__EXERCISE GOAL__:
Repeat the listing below verbatim, without its images.

__DATA SECTION__:
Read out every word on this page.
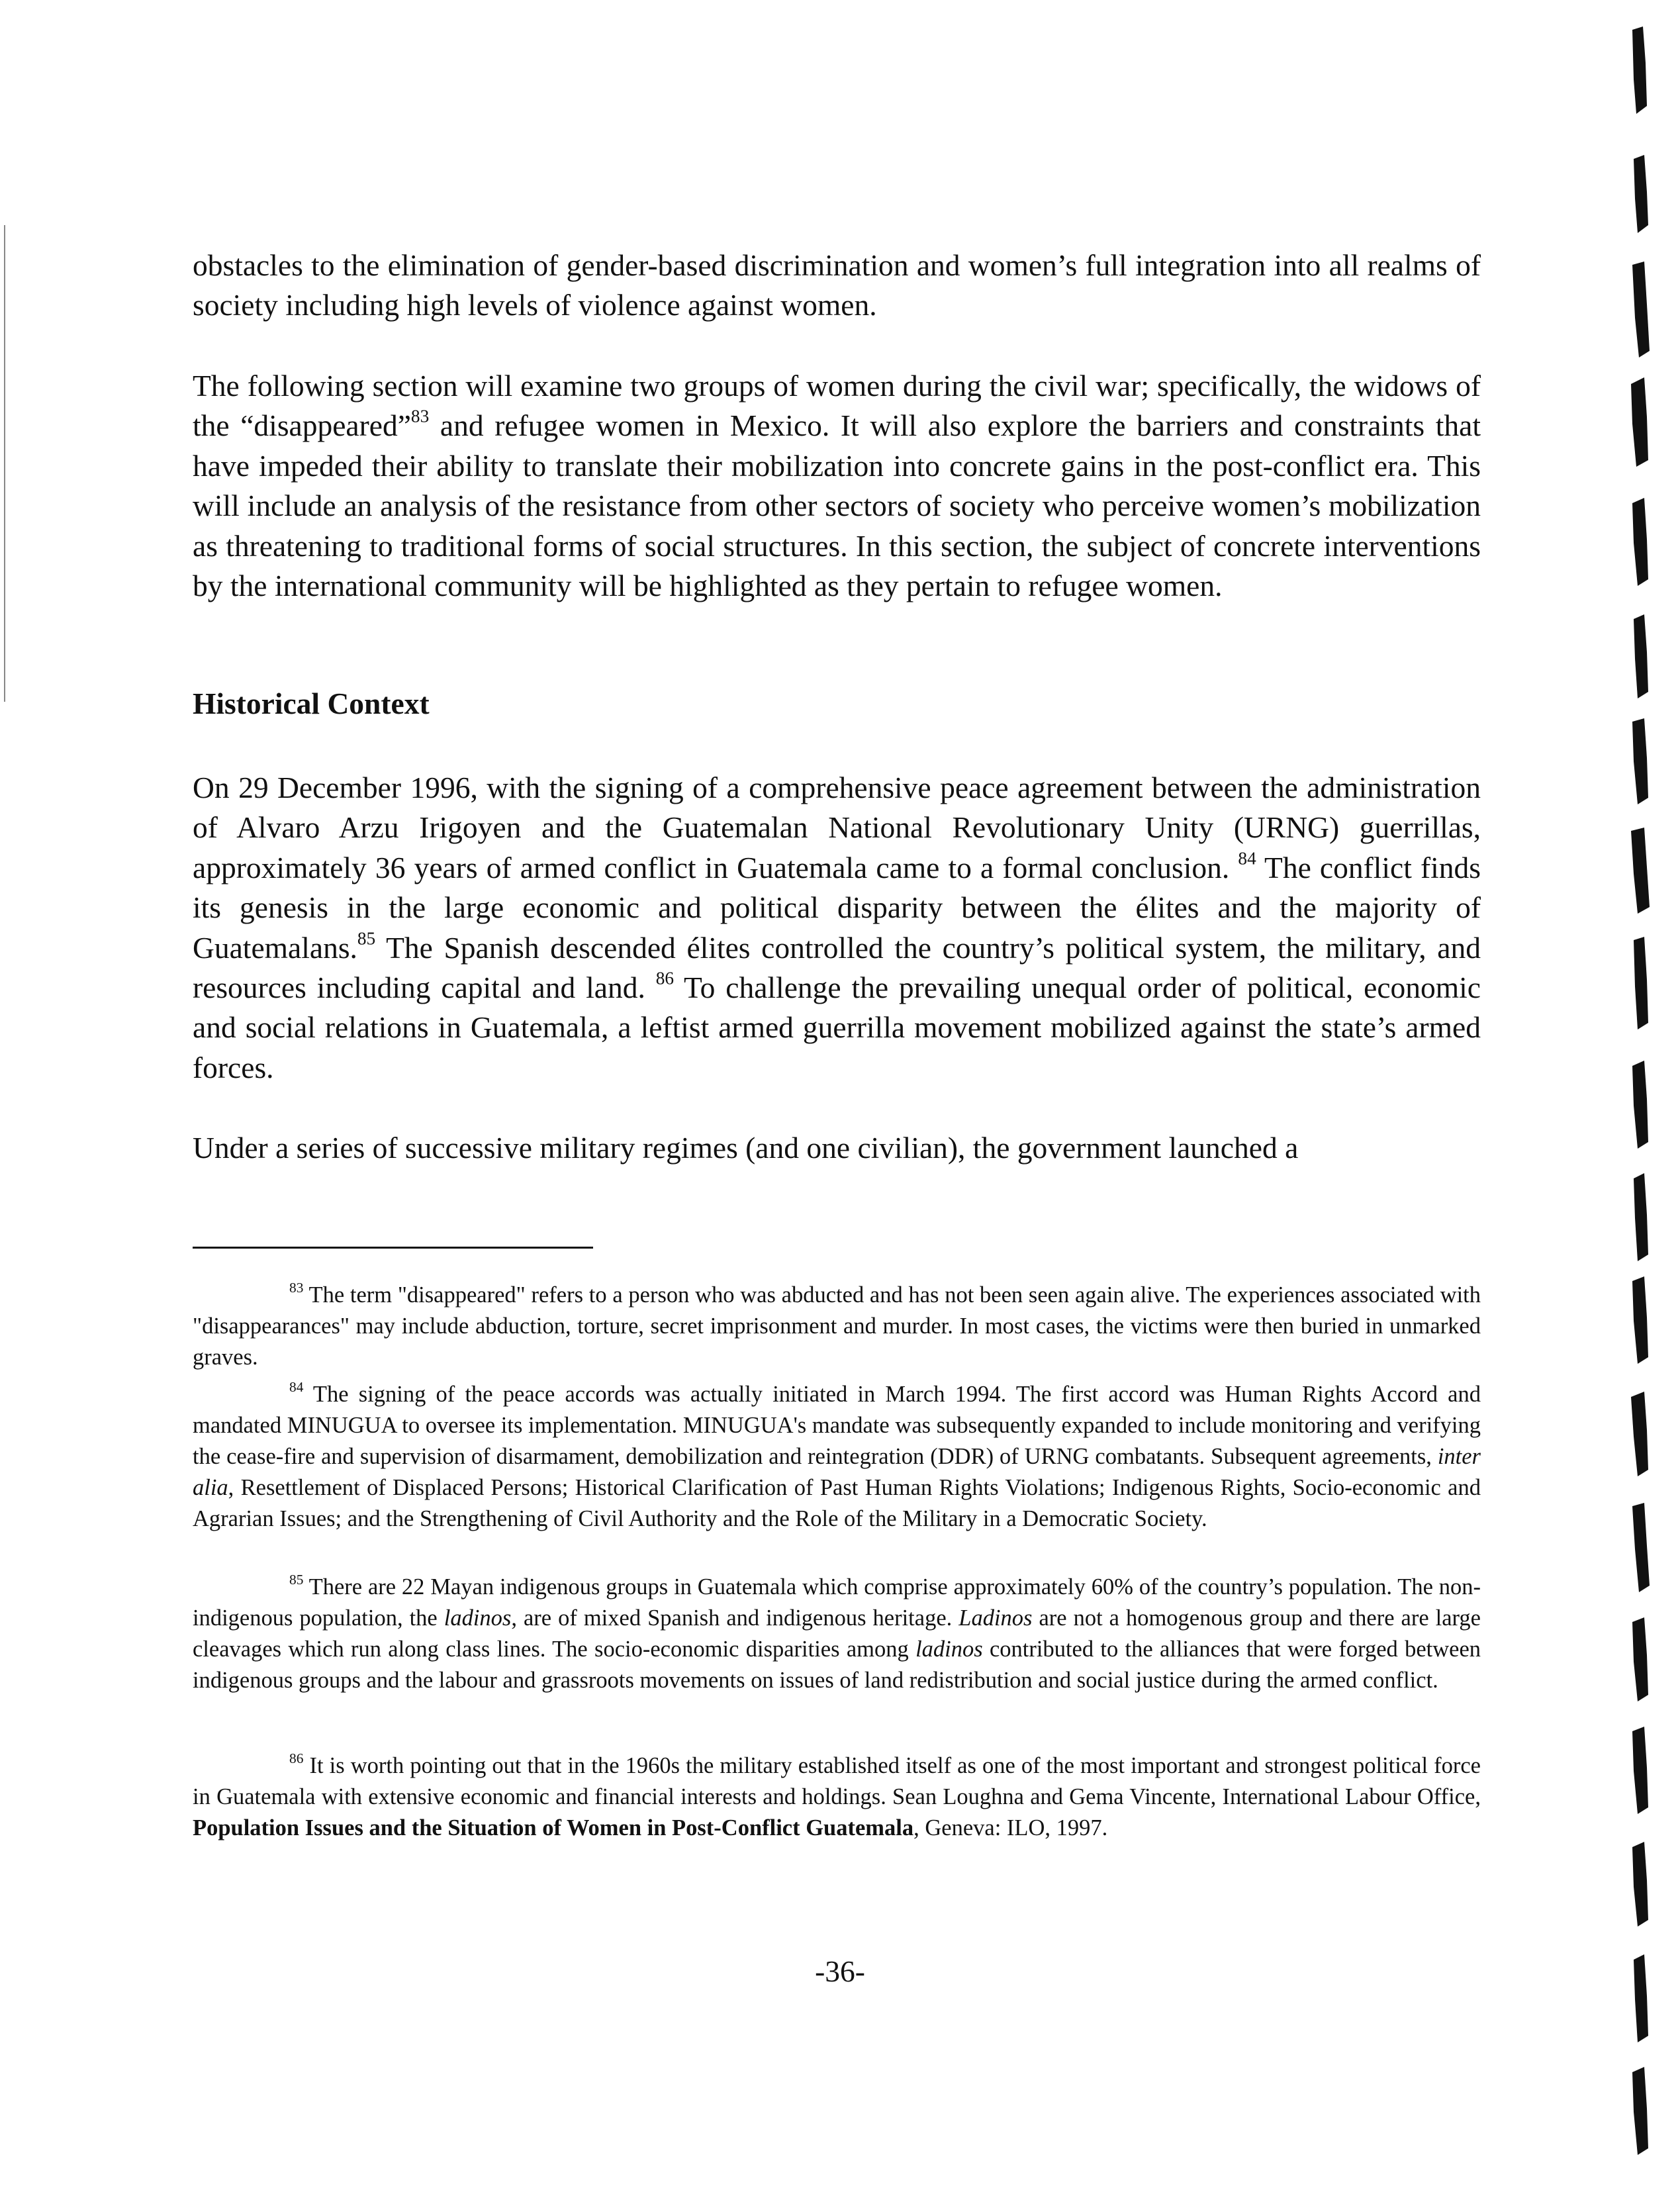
obstacles to the elimination of gender-based discrimination and women’s full integration into all realms of society including high levels of violence against women.

The following section will examine two groups of women during the civil war; specifically, the widows of the “disappeared”$^{83}$ and refugee women in Mexico. It will also explore the barriers and constraints that have impeded their ability to translate their mobilization into concrete gains in the post-conflict era. This will include an analysis of the resistance from other sectors of society who perceive women’s mobilization as threatening to traditional forms of social structures. In this section, the subject of concrete interventions by the international community will be highlighted as they pertain to refugee women.

Historical Context

On 29 December 1996, with the signing of a comprehensive peace agreement between the administration of Alvaro Arzu Irigoyen and the Guatemalan National Revolutionary Unity (URNG) guerrillas, approximately 36 years of armed conflict in Guatemala came to a formal conclusion. $^{84}$ The conflict finds its genesis in the large economic and political disparity between the élites and the majority of Guatemalans.$^{85}$ The Spanish descended élites controlled the country’s political system, the military, and resources including capital and land. $^{86}$ To challenge the prevailing unequal order of political, economic and social relations in Guatemala, a leftist armed guerrilla movement mobilized against the state’s armed forces.

Under a series of successive military regimes (and one civilian), the government launched a

$^{83}$ The term "disappeared" refers to a person who was abducted and has not been seen again alive. The experiences associated with "disappearances" may include abduction, torture, secret imprisonment and murder. In most cases, the victims were then buried in unmarked graves.

$^{84}$ The signing of the peace accords was actually initiated in March 1994. The first accord was Human Rights Accord and mandated MINUGUA to oversee its implementation. MINUGUA's mandate was subsequently expanded to include monitoring and verifying the cease-fire and supervision of disarmament, demobilization and reintegration (DDR) of URNG combatants. Subsequent agreements, inter alia, Resettlement of Displaced Persons; Historical Clarification of Past Human Rights Violations; Indigenous Rights, Socio-economic and Agrarian Issues; and the Strengthening of Civil Authority and the Role of the Military in a Democratic Society.

$^{85}$ There are 22 Mayan indigenous groups in Guatemala which comprise approximately 60% of the country’s population. The non-indigenous population, the ladinos, are of mixed Spanish and indigenous heritage. Ladinos are not a homogenous group and there are large cleavages which run along class lines. The socio-economic disparities among ladinos contributed to the alliances that were forged between indigenous groups and the labour and grassroots movements on issues of land redistribution and social justice during the armed conflict.

$^{86}$ It is worth pointing out that in the 1960s the military established itself as one of the most important and strongest political force in Guatemala with extensive economic and financial interests and holdings. Sean Loughna and Gema Vincente, International Labour Office, Population Issues and the Situation of Women in Post-Conflict Guatemala, Geneva: ILO, 1997.

-36-
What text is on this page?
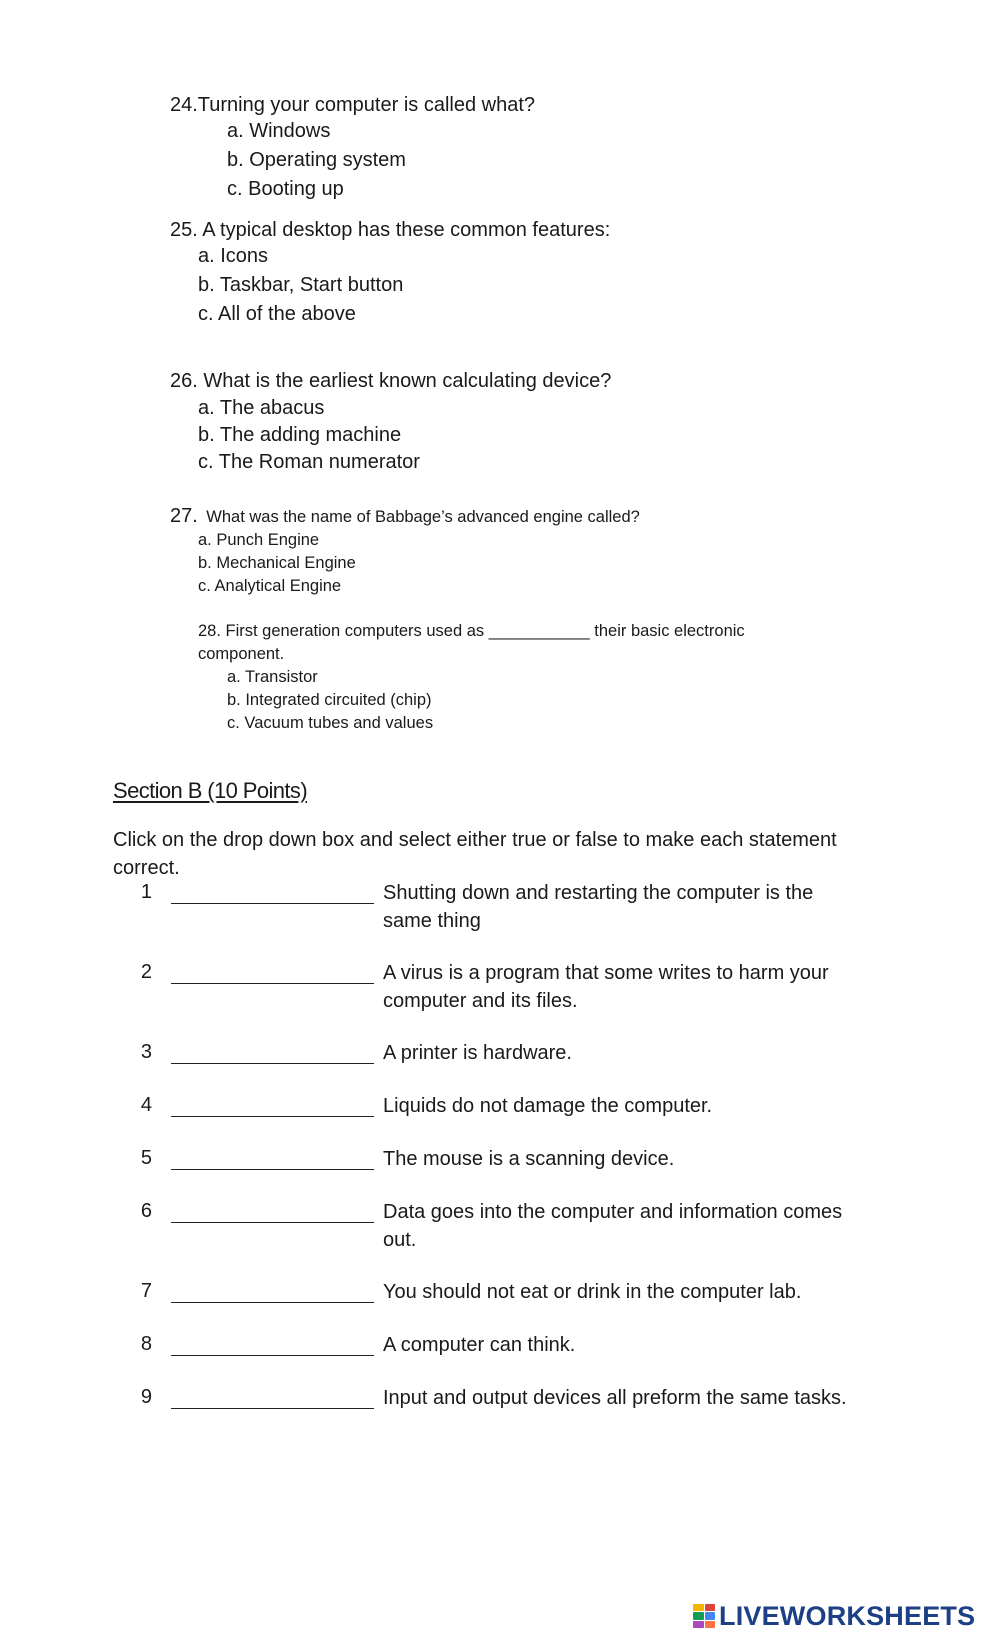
24.Turning your computer is called what?
a. Windows
b. Operating system
c. Booting up
25. A typical desktop has these common features:
a. Icons
b. Taskbar, Start button
c. All of the above
26. What is the earliest known calculating device?
a. The abacus
b. The adding machine
c. The Roman numerator
27. What was the name of Babbage’s advanced engine called?
a. Punch Engine
b. Mechanical Engine
c. Analytical Engine
28. First generation computers used as ___________ their basic electronic
component.
a. Transistor
b. Integrated circuited (chip)
c. Vacuum tubes and values
Section B (10 Points)
Click on the drop down box and select either true or false to make each statement correct.
1	Shutting down and restarting the computer is the same thing
2	A virus is a program that some writes to harm your computer and its files.
3	A printer is hardware.
4	Liquids do not damage the computer.
5	The mouse is a scanning device.
6	Data goes into the computer and information comes out.
7	You should not eat or drink in the computer lab.
8	A computer can think.
9	Input and output devices all preform the same tasks.
LIVEWORKSHEETS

__WORKED SOLUTION__:
Read out every word on this page.
obstacles to the elimination of gender-based discrimination and women’s full integration into all realms of society including high levels of violence against women.

The following section will examine two groups of women during the civil war; specifically, the widows of the “disappeared”$^{83}$ and refugee women in Mexico. It will also explore the barriers and constraints that have impeded their ability to translate their mobilization into concrete gains in the post-conflict era. This will include an analysis of the resistance from other sectors of society who perceive women’s mobilization as threatening to traditional forms of social structures. In this section, the subject of concrete interventions by the international community will be highlighted as they pertain to refugee women.

Historical Context

On 29 December 1996, with the signing of a comprehensive peace agreement between the administration of Alvaro Arzu Irigoyen and the Guatemalan National Revolutionary Unity (URNG) guerrillas, approximately 36 years of armed conflict in Guatemala came to a formal conclusion. $^{84}$ The conflict finds its genesis in the large economic and political disparity between the élites and the majority of Guatemalans.$^{85}$ The Spanish descended élites controlled the country’s political system, the military, and resources including capital and land. $^{86}$ To challenge the prevailing unequal order of political, economic and social relations in Guatemala, a leftist armed guerrilla movement mobilized against the state’s armed forces.

Under a series of successive military regimes (and one civilian), the government launched a

$^{83}$ The term "disappeared" refers to a person who was abducted and has not been seen again alive. The experiences associated with "disappearances" may include abduction, torture, secret imprisonment and murder. In most cases, the victims were then buried in unmarked graves.

$^{84}$ The signing of the peace accords was actually initiated in March 1994. The first accord was Human Rights Accord and mandated MINUGUA to oversee its implementation. MINUGUA's mandate was subsequently expanded to include monitoring and verifying the cease-fire and supervision of disarmament, demobilization and reintegration (DDR) of URNG combatants. Subsequent agreements, inter alia, Resettlement of Displaced Persons; Historical Clarification of Past Human Rights Violations; Indigenous Rights, Socio-economic and Agrarian Issues; and the Strengthening of Civil Authority and the Role of the Military in a Democratic Society.

$^{85}$ There are 22 Mayan indigenous groups in Guatemala which comprise approximately 60% of the country’s population. The non-indigenous population, the ladinos, are of mixed Spanish and indigenous heritage. Ladinos are not a homogenous group and there are large cleavages which run along class lines. The socio-economic disparities among ladinos contributed to the alliances that were forged between indigenous groups and the labour and grassroots movements on issues of land redistribution and social justice during the armed conflict.

$^{86}$ It is worth pointing out that in the 1960s the military established itself as one of the most important and strongest political force in Guatemala with extensive economic and financial interests and holdings. Sean Loughna and Gema Vincente, International Labour Office, Population Issues and the Situation of Women in Post-Conflict Guatemala, Geneva: ILO, 1997.

-36-
What text is on this page?
24.Turning your computer is called what?
a. Windows
b. Operating system
c. Booting up
25. A typical desktop has these common features:
a. Icons
b. Taskbar, Start button
c. All of the above
26. What is the earliest known calculating device?
a. The abacus
b. The adding machine
c. The Roman numerator
27. What was the name of Babbage’s advanced engine called?
a. Punch Engine
b. Mechanical Engine
c. Analytical Engine
28. First generation computers used as ___________ their basic electronic
component.
a. Transistor
b. Integrated circuited (chip)
c. Vacuum tubes and values
Section B (10 Points)
Click on the drop down box and select either true or false to make each statement correct.
1	Shutting down and restarting the computer is the same thing
2	A virus is a program that some writes to harm your computer and its files.
3	A printer is hardware.
4	Liquids do not damage the computer.
5	The mouse is a scanning device.
6	Data goes into the computer and information comes out.
7	You should not eat or drink in the computer lab.
8	A computer can think.
9	Input and output devices all preform the same tasks.
LIVEWORKSHEETS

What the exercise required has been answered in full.